Data entries:
## start
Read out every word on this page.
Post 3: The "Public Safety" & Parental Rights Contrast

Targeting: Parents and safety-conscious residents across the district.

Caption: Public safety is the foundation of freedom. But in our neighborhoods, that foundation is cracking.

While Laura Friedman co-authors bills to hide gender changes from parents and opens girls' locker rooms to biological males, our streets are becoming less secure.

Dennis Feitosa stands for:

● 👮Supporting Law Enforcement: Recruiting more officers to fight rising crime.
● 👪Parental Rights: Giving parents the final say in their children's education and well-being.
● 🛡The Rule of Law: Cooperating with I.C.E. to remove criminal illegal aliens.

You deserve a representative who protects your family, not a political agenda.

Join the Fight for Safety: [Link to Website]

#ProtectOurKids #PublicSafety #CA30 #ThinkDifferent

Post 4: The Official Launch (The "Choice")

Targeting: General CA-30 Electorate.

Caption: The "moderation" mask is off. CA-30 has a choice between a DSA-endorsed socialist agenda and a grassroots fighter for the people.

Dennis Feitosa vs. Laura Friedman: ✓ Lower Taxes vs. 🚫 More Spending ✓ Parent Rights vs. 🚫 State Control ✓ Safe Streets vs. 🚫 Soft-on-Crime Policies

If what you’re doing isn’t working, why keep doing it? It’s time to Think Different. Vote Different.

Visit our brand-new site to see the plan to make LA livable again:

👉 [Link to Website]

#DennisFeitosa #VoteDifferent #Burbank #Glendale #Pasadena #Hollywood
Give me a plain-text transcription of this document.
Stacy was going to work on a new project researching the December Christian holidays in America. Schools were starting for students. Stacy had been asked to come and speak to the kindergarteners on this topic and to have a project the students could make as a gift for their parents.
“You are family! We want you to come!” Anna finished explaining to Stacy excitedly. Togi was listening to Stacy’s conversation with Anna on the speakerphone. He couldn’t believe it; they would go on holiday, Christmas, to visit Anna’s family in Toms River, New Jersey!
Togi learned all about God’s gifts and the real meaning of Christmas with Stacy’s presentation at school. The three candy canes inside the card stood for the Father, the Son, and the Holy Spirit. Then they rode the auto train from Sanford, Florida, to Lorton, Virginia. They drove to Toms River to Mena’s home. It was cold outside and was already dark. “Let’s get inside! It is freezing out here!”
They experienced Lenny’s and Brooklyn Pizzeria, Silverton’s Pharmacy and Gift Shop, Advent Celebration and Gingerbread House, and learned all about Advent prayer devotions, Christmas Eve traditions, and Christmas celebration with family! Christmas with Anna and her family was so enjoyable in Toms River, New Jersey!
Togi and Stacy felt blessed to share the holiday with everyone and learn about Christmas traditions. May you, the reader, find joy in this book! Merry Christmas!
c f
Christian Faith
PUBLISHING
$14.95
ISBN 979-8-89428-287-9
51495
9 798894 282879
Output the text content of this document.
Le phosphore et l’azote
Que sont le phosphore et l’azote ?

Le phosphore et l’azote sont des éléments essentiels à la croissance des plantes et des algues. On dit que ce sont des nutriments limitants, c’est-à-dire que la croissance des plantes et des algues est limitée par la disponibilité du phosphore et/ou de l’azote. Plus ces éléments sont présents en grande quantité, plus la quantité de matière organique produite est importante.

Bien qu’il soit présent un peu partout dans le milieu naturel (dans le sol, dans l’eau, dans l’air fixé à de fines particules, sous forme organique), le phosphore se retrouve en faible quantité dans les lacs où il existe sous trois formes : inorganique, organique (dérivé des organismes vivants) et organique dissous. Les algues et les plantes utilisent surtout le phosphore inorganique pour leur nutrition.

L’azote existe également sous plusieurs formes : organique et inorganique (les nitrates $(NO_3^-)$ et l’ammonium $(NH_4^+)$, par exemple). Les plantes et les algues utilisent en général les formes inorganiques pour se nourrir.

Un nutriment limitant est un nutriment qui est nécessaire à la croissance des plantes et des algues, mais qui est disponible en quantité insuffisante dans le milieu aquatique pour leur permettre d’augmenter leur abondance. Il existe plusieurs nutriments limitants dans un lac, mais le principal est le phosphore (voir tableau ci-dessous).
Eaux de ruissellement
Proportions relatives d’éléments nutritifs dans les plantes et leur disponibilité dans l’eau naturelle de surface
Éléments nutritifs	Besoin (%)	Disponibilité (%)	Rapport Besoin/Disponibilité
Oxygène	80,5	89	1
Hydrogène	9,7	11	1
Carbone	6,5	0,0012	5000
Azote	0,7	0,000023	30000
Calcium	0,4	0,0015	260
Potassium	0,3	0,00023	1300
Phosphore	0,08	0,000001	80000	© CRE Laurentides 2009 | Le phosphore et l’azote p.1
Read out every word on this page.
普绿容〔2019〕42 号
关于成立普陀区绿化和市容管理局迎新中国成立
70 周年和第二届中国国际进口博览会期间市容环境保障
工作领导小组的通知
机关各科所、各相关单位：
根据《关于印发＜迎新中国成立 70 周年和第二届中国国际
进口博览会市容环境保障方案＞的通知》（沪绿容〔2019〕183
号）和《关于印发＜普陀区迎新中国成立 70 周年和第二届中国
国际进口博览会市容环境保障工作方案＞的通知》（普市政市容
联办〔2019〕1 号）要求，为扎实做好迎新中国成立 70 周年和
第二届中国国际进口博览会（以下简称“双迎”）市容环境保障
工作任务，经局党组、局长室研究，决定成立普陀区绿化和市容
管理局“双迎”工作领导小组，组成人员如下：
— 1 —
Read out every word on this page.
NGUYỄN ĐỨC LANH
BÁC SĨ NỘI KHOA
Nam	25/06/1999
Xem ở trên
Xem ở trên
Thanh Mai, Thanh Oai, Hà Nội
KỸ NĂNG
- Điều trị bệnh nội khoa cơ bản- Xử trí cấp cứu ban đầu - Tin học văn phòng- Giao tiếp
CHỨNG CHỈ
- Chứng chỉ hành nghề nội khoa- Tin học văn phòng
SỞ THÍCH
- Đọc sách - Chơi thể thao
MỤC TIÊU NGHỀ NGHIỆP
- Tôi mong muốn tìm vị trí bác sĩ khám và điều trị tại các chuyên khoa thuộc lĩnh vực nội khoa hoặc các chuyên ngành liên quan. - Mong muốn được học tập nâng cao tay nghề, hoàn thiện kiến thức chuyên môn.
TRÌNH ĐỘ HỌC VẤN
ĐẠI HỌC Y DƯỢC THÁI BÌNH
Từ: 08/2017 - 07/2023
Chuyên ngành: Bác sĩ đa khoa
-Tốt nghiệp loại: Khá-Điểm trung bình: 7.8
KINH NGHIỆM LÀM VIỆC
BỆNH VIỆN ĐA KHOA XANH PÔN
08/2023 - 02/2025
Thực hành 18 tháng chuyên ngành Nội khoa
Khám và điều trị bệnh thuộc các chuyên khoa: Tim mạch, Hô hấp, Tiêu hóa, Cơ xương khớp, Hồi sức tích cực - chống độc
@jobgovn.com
## end
:: SET EXERCISE ::
Retype all of the entries precisely as they are.

:: WRITTEN RESPONSE ::
Read out every word on this page.
Post 3: The "Public Safety" & Parental Rights Contrast

Targeting: Parents and safety-conscious residents across the district.

Caption: Public safety is the foundation of freedom. But in our neighborhoods, that foundation is cracking.

While Laura Friedman co-authors bills to hide gender changes from parents and opens girls' locker rooms to biological males, our streets are becoming less secure.

Dennis Feitosa stands for:

● 👮Supporting Law Enforcement: Recruiting more officers to fight rising crime.
● 👪Parental Rights: Giving parents the final say in their children's education and well-being.
● 🛡The Rule of Law: Cooperating with I.C.E. to remove criminal illegal aliens.

You deserve a representative who protects your family, not a political agenda.

Join the Fight for Safety: [Link to Website]

#ProtectOurKids #PublicSafety #CA30 #ThinkDifferent

Post 4: The Official Launch (The "Choice")

Targeting: General CA-30 Electorate.

Caption: The "moderation" mask is off. CA-30 has a choice between a DSA-endorsed socialist agenda and a grassroots fighter for the people.

Dennis Feitosa vs. Laura Friedman: ✓ Lower Taxes vs. 🚫 More Spending ✓ Parent Rights vs. 🚫 State Control ✓ Safe Streets vs. 🚫 Soft-on-Crime Policies

If what you’re doing isn’t working, why keep doing it? It’s time to Think Different. Vote Different.

Visit our brand-new site to see the plan to make LA livable again:

👉 [Link to Website]

#DennisFeitosa #VoteDifferent #Burbank #Glendale #Pasadena #Hollywood
Give me a plain-text transcription of this document.
Stacy was going to work on a new project researching the December Christian holidays in America. Schools were starting for students. Stacy had been asked to come and speak to the kindergarteners on this topic and to have a project the students could make as a gift for their parents.
“You are family! We want you to come!” Anna finished explaining to Stacy excitedly. Togi was listening to Stacy’s conversation with Anna on the speakerphone. He couldn’t believe it; they would go on holiday, Christmas, to visit Anna’s family in Toms River, New Jersey!
Togi learned all about God’s gifts and the real meaning of Christmas with Stacy’s presentation at school. The three candy canes inside the card stood for the Father, the Son, and the Holy Spirit. Then they rode the auto train from Sanford, Florida, to Lorton, Virginia. They drove to Toms River to Mena’s home. It was cold outside and was already dark. “Let’s get inside! It is freezing out here!”
They experienced Lenny’s and Brooklyn Pizzeria, Silverton’s Pharmacy and Gift Shop, Advent Celebration and Gingerbread House, and learned all about Advent prayer devotions, Christmas Eve traditions, and Christmas celebration with family! Christmas with Anna and her family was so enjoyable in Toms River, New Jersey!
Togi and Stacy felt blessed to share the holiday with everyone and learn about Christmas traditions. May you, the reader, find joy in this book! Merry Christmas!
c f
Christian Faith
PUBLISHING
$14.95
ISBN 979-8-89428-287-9
51495
9 798894 282879
Output the text content of this document.
Le phosphore et l’azote
Que sont le phosphore et l’azote ?

Le phosphore et l’azote sont des éléments essentiels à la croissance des plantes et des algues. On dit que ce sont des nutriments limitants, c’est-à-dire que la croissance des plantes et des algues est limitée par la disponibilité du phosphore et/ou de l’azote. Plus ces éléments sont présents en grande quantité, plus la quantité de matière organique produite est importante.

Bien qu’il soit présent un peu partout dans le milieu naturel (dans le sol, dans l’eau, dans l’air fixé à de fines particules, sous forme organique), le phosphore se retrouve en faible quantité dans les lacs où il existe sous trois formes : inorganique, organique (dérivé des organismes vivants) et organique dissous. Les algues et les plantes utilisent surtout le phosphore inorganique pour leur nutrition.

L’azote existe également sous plusieurs formes : organique et inorganique (les nitrates $(NO_3^-)$ et l’ammonium $(NH_4^+)$, par exemple). Les plantes et les algues utilisent en général les formes inorganiques pour se nourrir.

Un nutriment limitant est un nutriment qui est nécessaire à la croissance des plantes et des algues, mais qui est disponible en quantité insuffisante dans le milieu aquatique pour leur permettre d’augmenter leur abondance. Il existe plusieurs nutriments limitants dans un lac, mais le principal est le phosphore (voir tableau ci-dessous).
Eaux de ruissellement
Proportions relatives d’éléments nutritifs dans les plantes et leur disponibilité dans l’eau naturelle de surface
Éléments nutritifs	Besoin (%)	Disponibilité (%)	Rapport Besoin/Disponibilité
Oxygène	80,5	89	1
Hydrogène	9,7	11	1
Carbone	6,5	0,0012	5000
Azote	0,7	0,000023	30000
Calcium	0,4	0,0015	260
Potassium	0,3	0,00023	1300
Phosphore	0,08	0,000001	80000	© CRE Laurentides 2009 | Le phosphore et l’azote p.1
Read out every word on this page.
普绿容〔2019〕42 号
关于成立普陀区绿化和市容管理局迎新中国成立
70 周年和第二届中国国际进口博览会期间市容环境保障
工作领导小组的通知
机关各科所、各相关单位：
根据《关于印发＜迎新中国成立 70 周年和第二届中国国际
进口博览会市容环境保障方案＞的通知》（沪绿容〔2019〕183
号）和《关于印发＜普陀区迎新中国成立 70 周年和第二届中国
国际进口博览会市容环境保障工作方案＞的通知》（普市政市容
联办〔2019〕1 号）要求，为扎实做好迎新中国成立 70 周年和
第二届中国国际进口博览会（以下简称“双迎”）市容环境保障
工作任务，经局党组、局长室研究，决定成立普陀区绿化和市容
管理局“双迎”工作领导小组，组成人员如下：
— 1 —
Read out every word on this page.
NGUYỄN ĐỨC LANH
BÁC SĨ NỘI KHOA
Nam	25/06/1999
Xem ở trên
Xem ở trên
Thanh Mai, Thanh Oai, Hà Nội
KỸ NĂNG
- Điều trị bệnh nội khoa cơ bản- Xử trí cấp cứu ban đầu - Tin học văn phòng- Giao tiếp
CHỨNG CHỈ
- Chứng chỉ hành nghề nội khoa- Tin học văn phòng
SỞ THÍCH
- Đọc sách - Chơi thể thao
MỤC TIÊU NGHỀ NGHIỆP
- Tôi mong muốn tìm vị trí bác sĩ khám và điều trị tại các chuyên khoa thuộc lĩnh vực nội khoa hoặc các chuyên ngành liên quan. - Mong muốn được học tập nâng cao tay nghề, hoàn thiện kiến thức chuyên môn.
TRÌNH ĐỘ HỌC VẤN
ĐẠI HỌC Y DƯỢC THÁI BÌNH
Từ: 08/2017 - 07/2023
Chuyên ngành: Bác sĩ đa khoa
-Tốt nghiệp loại: Khá-Điểm trung bình: 7.8
KINH NGHIỆM LÀM VIỆC
BỆNH VIỆN ĐA KHOA XANH PÔN
08/2023 - 02/2025
Thực hành 18 tháng chuyên ngành Nội khoa
Khám và điều trị bệnh thuộc các chuyên khoa: Tim mạch, Hô hấp, Tiêu hóa, Cơ xương khớp, Hồi sức tích cực - chống độc
@jobgovn.com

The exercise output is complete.